▸ Listed records

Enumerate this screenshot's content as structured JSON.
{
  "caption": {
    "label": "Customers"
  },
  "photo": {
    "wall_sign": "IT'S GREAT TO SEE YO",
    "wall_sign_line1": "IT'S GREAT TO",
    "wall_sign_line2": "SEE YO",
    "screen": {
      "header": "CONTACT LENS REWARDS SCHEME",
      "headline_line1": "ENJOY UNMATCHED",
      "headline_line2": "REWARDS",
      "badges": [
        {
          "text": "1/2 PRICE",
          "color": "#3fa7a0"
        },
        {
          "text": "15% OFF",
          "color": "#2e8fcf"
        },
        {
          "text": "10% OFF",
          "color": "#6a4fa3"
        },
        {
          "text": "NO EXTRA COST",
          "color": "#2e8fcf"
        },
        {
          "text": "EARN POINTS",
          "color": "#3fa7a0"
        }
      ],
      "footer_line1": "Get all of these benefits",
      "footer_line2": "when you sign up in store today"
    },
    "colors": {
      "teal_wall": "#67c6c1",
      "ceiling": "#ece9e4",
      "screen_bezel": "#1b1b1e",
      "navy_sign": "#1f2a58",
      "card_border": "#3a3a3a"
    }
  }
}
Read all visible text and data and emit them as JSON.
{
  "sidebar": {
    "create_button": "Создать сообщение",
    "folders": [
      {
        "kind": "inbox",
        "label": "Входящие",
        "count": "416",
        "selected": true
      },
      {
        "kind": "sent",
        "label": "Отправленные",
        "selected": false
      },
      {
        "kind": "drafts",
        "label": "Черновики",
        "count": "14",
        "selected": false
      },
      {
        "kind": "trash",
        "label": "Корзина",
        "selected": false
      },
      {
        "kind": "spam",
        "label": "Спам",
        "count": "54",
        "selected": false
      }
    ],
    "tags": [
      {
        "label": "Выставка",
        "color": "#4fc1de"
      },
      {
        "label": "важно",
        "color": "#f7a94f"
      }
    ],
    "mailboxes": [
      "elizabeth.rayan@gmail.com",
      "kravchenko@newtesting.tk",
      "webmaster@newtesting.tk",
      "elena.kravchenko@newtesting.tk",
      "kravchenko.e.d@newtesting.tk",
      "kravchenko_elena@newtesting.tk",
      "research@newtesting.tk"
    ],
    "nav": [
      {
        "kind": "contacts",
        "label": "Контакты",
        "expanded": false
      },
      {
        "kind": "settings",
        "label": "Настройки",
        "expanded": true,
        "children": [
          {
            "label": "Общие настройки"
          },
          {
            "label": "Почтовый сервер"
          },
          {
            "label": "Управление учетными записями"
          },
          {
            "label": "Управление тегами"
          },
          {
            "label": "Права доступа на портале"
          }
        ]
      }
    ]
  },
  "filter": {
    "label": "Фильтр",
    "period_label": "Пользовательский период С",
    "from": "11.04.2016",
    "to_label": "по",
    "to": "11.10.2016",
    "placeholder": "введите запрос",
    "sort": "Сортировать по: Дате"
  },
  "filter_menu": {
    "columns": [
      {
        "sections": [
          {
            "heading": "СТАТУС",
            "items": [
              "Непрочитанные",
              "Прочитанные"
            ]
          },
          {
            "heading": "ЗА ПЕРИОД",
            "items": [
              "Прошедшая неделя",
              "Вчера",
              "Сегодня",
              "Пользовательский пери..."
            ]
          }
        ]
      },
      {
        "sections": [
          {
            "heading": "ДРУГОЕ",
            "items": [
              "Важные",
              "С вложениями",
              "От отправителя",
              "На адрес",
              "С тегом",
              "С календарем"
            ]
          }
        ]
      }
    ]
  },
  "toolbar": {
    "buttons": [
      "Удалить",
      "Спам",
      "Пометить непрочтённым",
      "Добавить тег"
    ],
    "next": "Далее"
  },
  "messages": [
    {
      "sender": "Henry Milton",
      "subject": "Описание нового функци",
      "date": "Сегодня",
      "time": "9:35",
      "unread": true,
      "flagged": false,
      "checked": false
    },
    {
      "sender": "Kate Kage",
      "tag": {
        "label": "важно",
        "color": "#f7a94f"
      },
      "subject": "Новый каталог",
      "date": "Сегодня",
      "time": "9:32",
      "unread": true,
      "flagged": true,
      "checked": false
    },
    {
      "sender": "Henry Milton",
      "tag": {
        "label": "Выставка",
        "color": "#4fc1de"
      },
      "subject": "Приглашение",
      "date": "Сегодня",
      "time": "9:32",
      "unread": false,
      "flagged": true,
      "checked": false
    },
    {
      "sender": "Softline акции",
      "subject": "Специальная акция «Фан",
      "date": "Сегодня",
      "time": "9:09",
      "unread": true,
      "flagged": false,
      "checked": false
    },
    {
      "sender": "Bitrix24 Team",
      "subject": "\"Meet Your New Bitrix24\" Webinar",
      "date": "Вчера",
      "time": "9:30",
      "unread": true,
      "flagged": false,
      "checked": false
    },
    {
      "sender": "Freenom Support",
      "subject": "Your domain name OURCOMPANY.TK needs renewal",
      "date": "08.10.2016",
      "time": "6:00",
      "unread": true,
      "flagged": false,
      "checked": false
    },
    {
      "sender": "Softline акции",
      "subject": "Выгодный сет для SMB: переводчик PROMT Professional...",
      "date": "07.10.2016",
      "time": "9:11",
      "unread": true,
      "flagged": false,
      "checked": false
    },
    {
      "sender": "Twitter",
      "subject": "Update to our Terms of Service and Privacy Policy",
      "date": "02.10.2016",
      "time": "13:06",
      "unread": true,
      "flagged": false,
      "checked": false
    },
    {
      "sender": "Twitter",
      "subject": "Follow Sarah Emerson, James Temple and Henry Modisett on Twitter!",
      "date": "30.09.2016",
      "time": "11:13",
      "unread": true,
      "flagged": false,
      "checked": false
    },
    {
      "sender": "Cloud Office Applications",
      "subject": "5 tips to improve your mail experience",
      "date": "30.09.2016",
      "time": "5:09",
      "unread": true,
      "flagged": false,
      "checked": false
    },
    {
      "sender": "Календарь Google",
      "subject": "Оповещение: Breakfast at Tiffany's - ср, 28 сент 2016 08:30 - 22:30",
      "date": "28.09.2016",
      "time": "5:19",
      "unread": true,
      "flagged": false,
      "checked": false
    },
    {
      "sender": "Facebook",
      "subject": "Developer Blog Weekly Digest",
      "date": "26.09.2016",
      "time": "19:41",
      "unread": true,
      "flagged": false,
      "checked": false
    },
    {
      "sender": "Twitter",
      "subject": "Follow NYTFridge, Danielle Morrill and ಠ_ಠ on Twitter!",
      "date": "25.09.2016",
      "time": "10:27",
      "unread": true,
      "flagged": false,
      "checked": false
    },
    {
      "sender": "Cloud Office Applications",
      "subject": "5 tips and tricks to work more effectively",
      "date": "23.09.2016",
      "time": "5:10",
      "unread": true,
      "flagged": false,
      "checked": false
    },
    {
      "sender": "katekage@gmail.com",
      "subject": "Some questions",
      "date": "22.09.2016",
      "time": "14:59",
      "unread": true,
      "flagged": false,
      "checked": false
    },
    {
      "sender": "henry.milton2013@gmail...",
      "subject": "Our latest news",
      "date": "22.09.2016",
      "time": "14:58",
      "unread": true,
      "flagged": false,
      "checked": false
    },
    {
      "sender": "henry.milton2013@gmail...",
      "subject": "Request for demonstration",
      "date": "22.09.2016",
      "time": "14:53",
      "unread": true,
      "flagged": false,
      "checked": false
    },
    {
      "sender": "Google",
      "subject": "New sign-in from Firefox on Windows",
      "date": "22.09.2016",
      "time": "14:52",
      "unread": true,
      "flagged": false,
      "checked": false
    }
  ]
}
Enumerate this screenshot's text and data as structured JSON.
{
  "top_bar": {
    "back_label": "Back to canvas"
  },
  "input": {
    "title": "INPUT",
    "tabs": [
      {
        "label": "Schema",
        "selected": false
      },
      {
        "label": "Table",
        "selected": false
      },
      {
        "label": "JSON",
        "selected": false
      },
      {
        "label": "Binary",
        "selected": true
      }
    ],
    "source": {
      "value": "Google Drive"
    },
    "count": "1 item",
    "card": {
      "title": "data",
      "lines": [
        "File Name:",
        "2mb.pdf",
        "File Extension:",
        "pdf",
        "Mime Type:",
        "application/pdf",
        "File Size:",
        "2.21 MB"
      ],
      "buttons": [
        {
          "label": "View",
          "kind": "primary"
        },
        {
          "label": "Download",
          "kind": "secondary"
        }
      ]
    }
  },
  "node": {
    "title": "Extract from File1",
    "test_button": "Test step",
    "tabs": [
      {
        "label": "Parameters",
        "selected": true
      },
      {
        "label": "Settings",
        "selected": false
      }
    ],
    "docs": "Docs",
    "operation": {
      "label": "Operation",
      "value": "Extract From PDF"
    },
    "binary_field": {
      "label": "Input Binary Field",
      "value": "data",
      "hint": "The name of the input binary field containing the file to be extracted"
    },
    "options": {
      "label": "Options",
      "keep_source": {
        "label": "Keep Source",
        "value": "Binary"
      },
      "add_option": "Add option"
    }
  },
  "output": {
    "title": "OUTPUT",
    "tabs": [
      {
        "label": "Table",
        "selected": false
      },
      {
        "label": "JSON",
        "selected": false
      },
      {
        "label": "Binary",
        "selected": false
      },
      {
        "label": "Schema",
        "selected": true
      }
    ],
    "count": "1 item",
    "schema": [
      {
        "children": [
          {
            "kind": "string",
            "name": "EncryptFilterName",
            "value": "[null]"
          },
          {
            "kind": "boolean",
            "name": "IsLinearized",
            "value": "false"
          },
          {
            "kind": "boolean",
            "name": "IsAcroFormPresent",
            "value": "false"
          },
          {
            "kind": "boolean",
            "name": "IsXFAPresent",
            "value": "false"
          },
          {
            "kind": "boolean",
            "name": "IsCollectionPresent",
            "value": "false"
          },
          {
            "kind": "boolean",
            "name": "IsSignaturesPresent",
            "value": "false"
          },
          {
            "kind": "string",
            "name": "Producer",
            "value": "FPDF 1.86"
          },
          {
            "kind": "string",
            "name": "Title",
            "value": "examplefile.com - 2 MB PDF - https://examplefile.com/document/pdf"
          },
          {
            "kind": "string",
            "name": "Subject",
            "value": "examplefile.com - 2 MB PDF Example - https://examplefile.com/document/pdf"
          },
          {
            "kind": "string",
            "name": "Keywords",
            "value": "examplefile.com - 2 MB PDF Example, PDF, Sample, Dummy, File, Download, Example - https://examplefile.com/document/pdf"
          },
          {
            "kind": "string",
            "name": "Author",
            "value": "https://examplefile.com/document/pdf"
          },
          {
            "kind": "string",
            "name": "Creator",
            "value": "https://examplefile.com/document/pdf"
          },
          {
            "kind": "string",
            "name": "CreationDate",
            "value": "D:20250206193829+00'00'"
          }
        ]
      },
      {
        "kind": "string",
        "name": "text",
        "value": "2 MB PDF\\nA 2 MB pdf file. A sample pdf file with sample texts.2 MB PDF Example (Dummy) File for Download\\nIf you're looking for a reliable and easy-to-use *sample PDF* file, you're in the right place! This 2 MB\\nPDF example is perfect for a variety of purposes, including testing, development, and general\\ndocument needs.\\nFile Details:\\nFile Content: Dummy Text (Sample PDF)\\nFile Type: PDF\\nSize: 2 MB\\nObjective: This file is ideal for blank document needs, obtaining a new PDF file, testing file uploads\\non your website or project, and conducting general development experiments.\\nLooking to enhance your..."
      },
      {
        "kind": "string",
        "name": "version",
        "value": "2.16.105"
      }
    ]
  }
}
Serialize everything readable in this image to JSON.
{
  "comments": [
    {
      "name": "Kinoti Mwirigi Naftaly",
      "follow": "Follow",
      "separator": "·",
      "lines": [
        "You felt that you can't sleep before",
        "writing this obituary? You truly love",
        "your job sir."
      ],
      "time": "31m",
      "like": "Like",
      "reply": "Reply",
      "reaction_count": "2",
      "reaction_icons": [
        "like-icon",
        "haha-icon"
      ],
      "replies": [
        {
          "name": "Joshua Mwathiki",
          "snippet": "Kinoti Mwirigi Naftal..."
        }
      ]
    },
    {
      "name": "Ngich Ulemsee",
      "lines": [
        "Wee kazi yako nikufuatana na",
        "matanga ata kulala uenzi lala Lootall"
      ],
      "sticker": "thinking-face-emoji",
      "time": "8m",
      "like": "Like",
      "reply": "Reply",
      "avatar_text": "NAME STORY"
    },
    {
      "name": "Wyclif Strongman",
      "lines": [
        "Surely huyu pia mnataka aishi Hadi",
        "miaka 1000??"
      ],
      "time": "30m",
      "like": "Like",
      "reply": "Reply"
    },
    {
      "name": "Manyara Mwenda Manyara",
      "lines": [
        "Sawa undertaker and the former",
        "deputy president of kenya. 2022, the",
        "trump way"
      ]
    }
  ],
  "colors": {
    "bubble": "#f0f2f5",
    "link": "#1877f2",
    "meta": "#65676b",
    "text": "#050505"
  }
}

▸ Work to complete
Count the lines above that contain the word "Пользовательский". Give only the number.

▸ Answer to the task
2